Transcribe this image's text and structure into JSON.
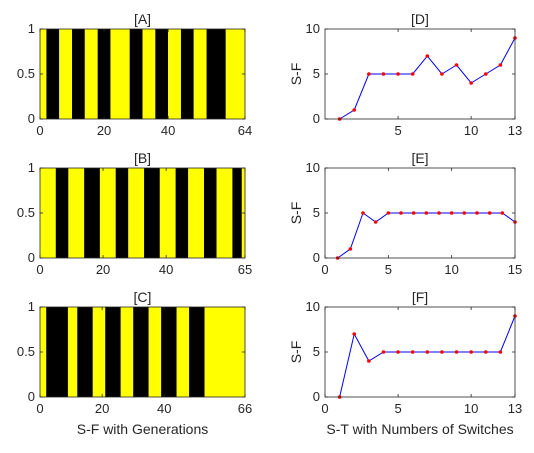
{
  "chart_data": [
    {
      "type": "bar",
      "title": "[A]",
      "xlim": [
        0,
        64
      ],
      "ylim": [
        0,
        1
      ],
      "xticks": [
        "0",
        "20",
        "40",
        "64"
      ],
      "xtick_values": [
        0,
        20,
        40,
        64
      ],
      "yticks": [
        "0",
        "0.5",
        "1"
      ],
      "ytick_values": [
        0,
        0.5,
        1
      ],
      "colors": {
        "1": "#ffff00",
        "0": "#000000"
      },
      "segments": [
        {
          "start": 0,
          "end": 2,
          "value": 1
        },
        {
          "start": 2,
          "end": 6,
          "value": 0
        },
        {
          "start": 6,
          "end": 10,
          "value": 1
        },
        {
          "start": 10,
          "end": 14,
          "value": 0
        },
        {
          "start": 14,
          "end": 18,
          "value": 1
        },
        {
          "start": 18,
          "end": 22,
          "value": 0
        },
        {
          "start": 22,
          "end": 28,
          "value": 1
        },
        {
          "start": 28,
          "end": 32,
          "value": 0
        },
        {
          "start": 32,
          "end": 36,
          "value": 1
        },
        {
          "start": 36,
          "end": 40,
          "value": 0
        },
        {
          "start": 40,
          "end": 44,
          "value": 1
        },
        {
          "start": 44,
          "end": 48,
          "value": 0
        },
        {
          "start": 48,
          "end": 52,
          "value": 1
        },
        {
          "start": 52,
          "end": 58,
          "value": 0
        },
        {
          "start": 58,
          "end": 64,
          "value": 1
        }
      ]
    },
    {
      "type": "bar",
      "title": "[B]",
      "xlim": [
        0,
        65
      ],
      "ylim": [
        0,
        1
      ],
      "xticks": [
        "0",
        "20",
        "40",
        "65"
      ],
      "xtick_values": [
        0,
        20,
        40,
        65
      ],
      "yticks": [
        "0",
        "0.5",
        "1"
      ],
      "ytick_values": [
        0,
        0.5,
        1
      ],
      "colors": {
        "1": "#ffff00",
        "0": "#000000"
      },
      "segments": [
        {
          "start": 0,
          "end": 5,
          "value": 1
        },
        {
          "start": 5,
          "end": 9,
          "value": 0
        },
        {
          "start": 9,
          "end": 14,
          "value": 1
        },
        {
          "start": 14,
          "end": 19,
          "value": 0
        },
        {
          "start": 19,
          "end": 24,
          "value": 1
        },
        {
          "start": 24,
          "end": 28,
          "value": 0
        },
        {
          "start": 28,
          "end": 33,
          "value": 1
        },
        {
          "start": 33,
          "end": 38,
          "value": 0
        },
        {
          "start": 38,
          "end": 43,
          "value": 1
        },
        {
          "start": 43,
          "end": 47,
          "value": 0
        },
        {
          "start": 47,
          "end": 52,
          "value": 1
        },
        {
          "start": 52,
          "end": 56,
          "value": 0
        },
        {
          "start": 56,
          "end": 61,
          "value": 1
        },
        {
          "start": 61,
          "end": 64,
          "value": 0
        },
        {
          "start": 64,
          "end": 65,
          "value": 1
        }
      ]
    },
    {
      "type": "bar",
      "title": "[C]",
      "xlim": [
        0,
        66
      ],
      "ylim": [
        0,
        1
      ],
      "xticks": [
        "0",
        "20",
        "40",
        "66"
      ],
      "xtick_values": [
        0,
        20,
        40,
        66
      ],
      "yticks": [
        "0",
        "0.5",
        "1"
      ],
      "ytick_values": [
        0,
        0.5,
        1
      ],
      "xlabel": "S-F with Generations",
      "colors": {
        "1": "#ffff00",
        "0": "#000000"
      },
      "segments": [
        {
          "start": 0,
          "end": 2,
          "value": 1
        },
        {
          "start": 2,
          "end": 9,
          "value": 0
        },
        {
          "start": 9,
          "end": 12,
          "value": 1
        },
        {
          "start": 12,
          "end": 17,
          "value": 0
        },
        {
          "start": 17,
          "end": 21,
          "value": 1
        },
        {
          "start": 21,
          "end": 26,
          "value": 0
        },
        {
          "start": 26,
          "end": 30,
          "value": 1
        },
        {
          "start": 30,
          "end": 35,
          "value": 0
        },
        {
          "start": 35,
          "end": 39,
          "value": 1
        },
        {
          "start": 39,
          "end": 44,
          "value": 0
        },
        {
          "start": 44,
          "end": 48,
          "value": 1
        },
        {
          "start": 48,
          "end": 53,
          "value": 0
        },
        {
          "start": 53,
          "end": 66,
          "value": 1
        }
      ]
    },
    {
      "type": "line",
      "title": "[D]",
      "ylabel": "S-F",
      "xlim": [
        0,
        13
      ],
      "ylim": [
        0,
        10
      ],
      "xticks": [
        "5",
        "10",
        "13"
      ],
      "xtick_values": [
        5,
        10,
        13
      ],
      "yticks": [
        "0",
        "5",
        "10"
      ],
      "ytick_values": [
        0,
        5,
        10
      ],
      "line_color": "#0000ff",
      "marker_color": "#ff0000",
      "x": [
        1,
        2,
        3,
        4,
        5,
        6,
        7,
        8,
        9,
        10,
        11,
        12,
        13
      ],
      "values": [
        0,
        1,
        5,
        5,
        5,
        5,
        7,
        5,
        6,
        4,
        5,
        6,
        9
      ]
    },
    {
      "type": "line",
      "title": "[E]",
      "ylabel": "S-F",
      "xlim": [
        0,
        15
      ],
      "ylim": [
        0,
        10
      ],
      "xticks": [
        "0",
        "5",
        "10",
        "15"
      ],
      "xtick_values": [
        0,
        5,
        10,
        15
      ],
      "yticks": [
        "0",
        "5",
        "10"
      ],
      "ytick_values": [
        0,
        5,
        10
      ],
      "line_color": "#0000ff",
      "marker_color": "#ff0000",
      "x": [
        1,
        2,
        3,
        4,
        5,
        6,
        7,
        8,
        9,
        10,
        11,
        12,
        13,
        14,
        15
      ],
      "values": [
        0,
        1,
        5,
        4,
        5,
        5,
        5,
        5,
        5,
        5,
        5,
        5,
        5,
        5,
        4
      ]
    },
    {
      "type": "line",
      "title": "[F]",
      "ylabel": "S-F",
      "xlabel": "S-T with Numbers of Switches",
      "xlim": [
        0,
        13
      ],
      "ylim": [
        0,
        10
      ],
      "xticks": [
        "0",
        "5",
        "10",
        "13"
      ],
      "xtick_values": [
        0,
        5,
        10,
        13
      ],
      "yticks": [
        "0",
        "5",
        "10"
      ],
      "ytick_values": [
        0,
        5,
        10
      ],
      "line_color": "#0000ff",
      "marker_color": "#ff0000",
      "x": [
        1,
        2,
        3,
        4,
        5,
        6,
        7,
        8,
        9,
        10,
        11,
        12,
        13
      ],
      "values": [
        0,
        7,
        4,
        5,
        5,
        5,
        5,
        5,
        5,
        5,
        5,
        5,
        9
      ]
    }
  ]
}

--------------------------------

• _Given request_: Reproduce the whole listing above word for word, but not its pictures.

• _Task response_:
Transcribe this image's text and structure into JSON.
{
  "chart_data": [
    {
      "type": "bar",
      "title": "[A]",
      "xlim": [
        0,
        64
      ],
      "ylim": [
        0,
        1
      ],
      "xticks": [
        "0",
        "20",
        "40",
        "64"
      ],
      "xtick_values": [
        0,
        20,
        40,
        64
      ],
      "yticks": [
        "0",
        "0.5",
        "1"
      ],
      "ytick_values": [
        0,
        0.5,
        1
      ],
      "colors": {
        "1": "#ffff00",
        "0": "#000000"
      },
      "segments": [
        {
          "start": 0,
          "end": 2,
          "value": 1
        },
        {
          "start": 2,
          "end": 6,
          "value": 0
        },
        {
          "start": 6,
          "end": 10,
          "value": 1
        },
        {
          "start": 10,
          "end": 14,
          "value": 0
        },
        {
          "start": 14,
          "end": 18,
          "value": 1
        },
        {
          "start": 18,
          "end": 22,
          "value": 0
        },
        {
          "start": 22,
          "end": 28,
          "value": 1
        },
        {
          "start": 28,
          "end": 32,
          "value": 0
        },
        {
          "start": 32,
          "end": 36,
          "value": 1
        },
        {
          "start": 36,
          "end": 40,
          "value": 0
        },
        {
          "start": 40,
          "end": 44,
          "value": 1
        },
        {
          "start": 44,
          "end": 48,
          "value": 0
        },
        {
          "start": 48,
          "end": 52,
          "value": 1
        },
        {
          "start": 52,
          "end": 58,
          "value": 0
        },
        {
          "start": 58,
          "end": 64,
          "value": 1
        }
      ]
    },
    {
      "type": "bar",
      "title": "[B]",
      "xlim": [
        0,
        65
      ],
      "ylim": [
        0,
        1
      ],
      "xticks": [
        "0",
        "20",
        "40",
        "65"
      ],
      "xtick_values": [
        0,
        20,
        40,
        65
      ],
      "yticks": [
        "0",
        "0.5",
        "1"
      ],
      "ytick_values": [
        0,
        0.5,
        1
      ],
      "colors": {
        "1": "#ffff00",
        "0": "#000000"
      },
      "segments": [
        {
          "start": 0,
          "end": 5,
          "value": 1
        },
        {
          "start": 5,
          "end": 9,
          "value": 0
        },
        {
          "start": 9,
          "end": 14,
          "value": 1
        },
        {
          "start": 14,
          "end": 19,
          "value": 0
        },
        {
          "start": 19,
          "end": 24,
          "value": 1
        },
        {
          "start": 24,
          "end": 28,
          "value": 0
        },
        {
          "start": 28,
          "end": 33,
          "value": 1
        },
        {
          "start": 33,
          "end": 38,
          "value": 0
        },
        {
          "start": 38,
          "end": 43,
          "value": 1
        },
        {
          "start": 43,
          "end": 47,
          "value": 0
        },
        {
          "start": 47,
          "end": 52,
          "value": 1
        },
        {
          "start": 52,
          "end": 56,
          "value": 0
        },
        {
          "start": 56,
          "end": 61,
          "value": 1
        },
        {
          "start": 61,
          "end": 64,
          "value": 0
        },
        {
          "start": 64,
          "end": 65,
          "value": 1
        }
      ]
    },
    {
      "type": "bar",
      "title": "[C]",
      "xlim": [
        0,
        66
      ],
      "ylim": [
        0,
        1
      ],
      "xticks": [
        "0",
        "20",
        "40",
        "66"
      ],
      "xtick_values": [
        0,
        20,
        40,
        66
      ],
      "yticks": [
        "0",
        "0.5",
        "1"
      ],
      "ytick_values": [
        0,
        0.5,
        1
      ],
      "xlabel": "S-F with Generations",
      "colors": {
        "1": "#ffff00",
        "0": "#000000"
      },
      "segments": [
        {
          "start": 0,
          "end": 2,
          "value": 1
        },
        {
          "start": 2,
          "end": 9,
          "value": 0
        },
        {
          "start": 9,
          "end": 12,
          "value": 1
        },
        {
          "start": 12,
          "end": 17,
          "value": 0
        },
        {
          "start": 17,
          "end": 21,
          "value": 1
        },
        {
          "start": 21,
          "end": 26,
          "value": 0
        },
        {
          "start": 26,
          "end": 30,
          "value": 1
        },
        {
          "start": 30,
          "end": 35,
          "value": 0
        },
        {
          "start": 35,
          "end": 39,
          "value": 1
        },
        {
          "start": 39,
          "end": 44,
          "value": 0
        },
        {
          "start": 44,
          "end": 48,
          "value": 1
        },
        {
          "start": 48,
          "end": 53,
          "value": 0
        },
        {
          "start": 53,
          "end": 66,
          "value": 1
        }
      ]
    },
    {
      "type": "line",
      "title": "[D]",
      "ylabel": "S-F",
      "xlim": [
        0,
        13
      ],
      "ylim": [
        0,
        10
      ],
      "xticks": [
        "5",
        "10",
        "13"
      ],
      "xtick_values": [
        5,
        10,
        13
      ],
      "yticks": [
        "0",
        "5",
        "10"
      ],
      "ytick_values": [
        0,
        5,
        10
      ],
      "line_color": "#0000ff",
      "marker_color": "#ff0000",
      "x": [
        1,
        2,
        3,
        4,
        5,
        6,
        7,
        8,
        9,
        10,
        11,
        12,
        13
      ],
      "values": [
        0,
        1,
        5,
        5,
        5,
        5,
        7,
        5,
        6,
        4,
        5,
        6,
        9
      ]
    },
    {
      "type": "line",
      "title": "[E]",
      "ylabel": "S-F",
      "xlim": [
        0,
        15
      ],
      "ylim": [
        0,
        10
      ],
      "xticks": [
        "0",
        "5",
        "10",
        "15"
      ],
      "xtick_values": [
        0,
        5,
        10,
        15
      ],
      "yticks": [
        "0",
        "5",
        "10"
      ],
      "ytick_values": [
        0,
        5,
        10
      ],
      "line_color": "#0000ff",
      "marker_color": "#ff0000",
      "x": [
        1,
        2,
        3,
        4,
        5,
        6,
        7,
        8,
        9,
        10,
        11,
        12,
        13,
        14,
        15
      ],
      "values": [
        0,
        1,
        5,
        4,
        5,
        5,
        5,
        5,
        5,
        5,
        5,
        5,
        5,
        5,
        4
      ]
    },
    {
      "type": "line",
      "title": "[F]",
      "ylabel": "S-F",
      "xlabel": "S-T with Numbers of Switches",
      "xlim": [
        0,
        13
      ],
      "ylim": [
        0,
        10
      ],
      "xticks": [
        "0",
        "5",
        "10",
        "13"
      ],
      "xtick_values": [
        0,
        5,
        10,
        13
      ],
      "yticks": [
        "0",
        "5",
        "10"
      ],
      "ytick_values": [
        0,
        5,
        10
      ],
      "line_color": "#0000ff",
      "marker_color": "#ff0000",
      "x": [
        1,
        2,
        3,
        4,
        5,
        6,
        7,
        8,
        9,
        10,
        11,
        12,
        13
      ],
      "values": [
        0,
        7,
        4,
        5,
        5,
        5,
        5,
        5,
        5,
        5,
        5,
        5,
        9
      ]
    }
  ]
}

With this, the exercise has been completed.